Problem:
Each line of the data that includes the string "рублей" is to be copied out.
════════
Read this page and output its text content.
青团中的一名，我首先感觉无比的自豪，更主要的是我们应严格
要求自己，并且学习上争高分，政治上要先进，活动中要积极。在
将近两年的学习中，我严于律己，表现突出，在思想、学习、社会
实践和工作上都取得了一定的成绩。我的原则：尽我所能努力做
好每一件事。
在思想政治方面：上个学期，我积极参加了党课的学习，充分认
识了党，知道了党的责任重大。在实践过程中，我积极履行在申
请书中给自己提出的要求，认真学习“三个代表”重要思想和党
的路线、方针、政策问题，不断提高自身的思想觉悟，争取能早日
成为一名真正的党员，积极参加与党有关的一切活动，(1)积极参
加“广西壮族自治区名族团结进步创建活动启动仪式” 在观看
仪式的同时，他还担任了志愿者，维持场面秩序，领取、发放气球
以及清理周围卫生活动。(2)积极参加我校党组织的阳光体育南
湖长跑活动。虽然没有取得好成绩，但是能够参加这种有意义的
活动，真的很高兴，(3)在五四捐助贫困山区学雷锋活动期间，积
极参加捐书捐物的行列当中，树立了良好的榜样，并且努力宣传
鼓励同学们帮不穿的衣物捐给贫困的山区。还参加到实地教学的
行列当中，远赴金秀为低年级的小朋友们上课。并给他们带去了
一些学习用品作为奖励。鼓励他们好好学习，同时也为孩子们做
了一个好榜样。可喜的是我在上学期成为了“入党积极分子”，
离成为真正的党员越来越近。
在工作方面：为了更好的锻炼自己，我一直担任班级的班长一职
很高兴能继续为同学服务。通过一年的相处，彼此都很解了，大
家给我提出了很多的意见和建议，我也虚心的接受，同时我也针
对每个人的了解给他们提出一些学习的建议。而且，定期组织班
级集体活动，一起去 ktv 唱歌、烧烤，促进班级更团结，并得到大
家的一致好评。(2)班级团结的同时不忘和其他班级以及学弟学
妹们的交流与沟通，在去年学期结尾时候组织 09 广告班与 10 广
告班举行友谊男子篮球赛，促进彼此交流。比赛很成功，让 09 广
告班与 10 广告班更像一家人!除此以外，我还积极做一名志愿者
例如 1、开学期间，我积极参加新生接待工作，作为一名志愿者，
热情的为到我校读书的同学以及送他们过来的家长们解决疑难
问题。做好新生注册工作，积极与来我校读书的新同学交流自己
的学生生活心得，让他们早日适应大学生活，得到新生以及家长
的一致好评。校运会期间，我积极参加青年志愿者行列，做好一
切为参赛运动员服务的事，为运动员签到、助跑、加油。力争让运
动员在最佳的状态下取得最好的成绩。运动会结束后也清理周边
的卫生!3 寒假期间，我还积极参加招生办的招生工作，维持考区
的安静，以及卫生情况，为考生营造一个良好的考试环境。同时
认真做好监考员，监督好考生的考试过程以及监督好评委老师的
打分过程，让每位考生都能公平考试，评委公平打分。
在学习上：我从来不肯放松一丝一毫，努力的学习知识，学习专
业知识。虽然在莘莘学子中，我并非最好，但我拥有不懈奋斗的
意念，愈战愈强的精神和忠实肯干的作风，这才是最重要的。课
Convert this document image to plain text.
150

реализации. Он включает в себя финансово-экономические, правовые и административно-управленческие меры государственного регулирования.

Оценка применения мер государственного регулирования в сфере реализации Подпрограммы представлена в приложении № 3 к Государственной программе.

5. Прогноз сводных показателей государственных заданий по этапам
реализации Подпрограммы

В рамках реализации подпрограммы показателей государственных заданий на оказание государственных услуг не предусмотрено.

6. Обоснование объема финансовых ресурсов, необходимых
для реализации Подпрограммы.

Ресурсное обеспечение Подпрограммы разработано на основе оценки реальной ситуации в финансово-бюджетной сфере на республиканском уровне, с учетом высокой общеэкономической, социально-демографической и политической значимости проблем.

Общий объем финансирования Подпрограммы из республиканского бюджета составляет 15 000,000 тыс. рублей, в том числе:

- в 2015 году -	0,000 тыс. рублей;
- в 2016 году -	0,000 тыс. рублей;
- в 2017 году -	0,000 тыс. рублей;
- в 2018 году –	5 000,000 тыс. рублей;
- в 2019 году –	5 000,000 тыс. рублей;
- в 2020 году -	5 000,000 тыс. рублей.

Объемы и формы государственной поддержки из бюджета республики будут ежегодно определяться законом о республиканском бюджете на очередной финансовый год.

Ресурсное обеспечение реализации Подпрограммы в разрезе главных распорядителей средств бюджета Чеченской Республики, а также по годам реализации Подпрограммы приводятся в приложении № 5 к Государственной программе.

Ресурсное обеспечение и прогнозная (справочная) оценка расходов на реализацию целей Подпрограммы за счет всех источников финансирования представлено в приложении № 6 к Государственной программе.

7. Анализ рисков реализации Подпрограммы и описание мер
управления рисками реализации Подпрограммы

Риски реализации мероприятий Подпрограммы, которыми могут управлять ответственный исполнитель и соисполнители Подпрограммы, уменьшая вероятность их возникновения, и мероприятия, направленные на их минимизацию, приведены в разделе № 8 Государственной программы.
════════
Result below:
Общий объем финансирования Подпрограммы из республиканского бюджета составляет 15 000,000 тыс. рублей, в том числе:
- в 2015 году -	0,000 тыс. рублей;
- в 2016 году -	0,000 тыс. рублей;
- в 2017 году -	0,000 тыс. рублей;
- в 2018 году –	5 000,000 тыс. рублей;
- в 2019 году –	5 000,000 тыс. рублей;
- в 2020 году -	5 000,000 тыс. рублей.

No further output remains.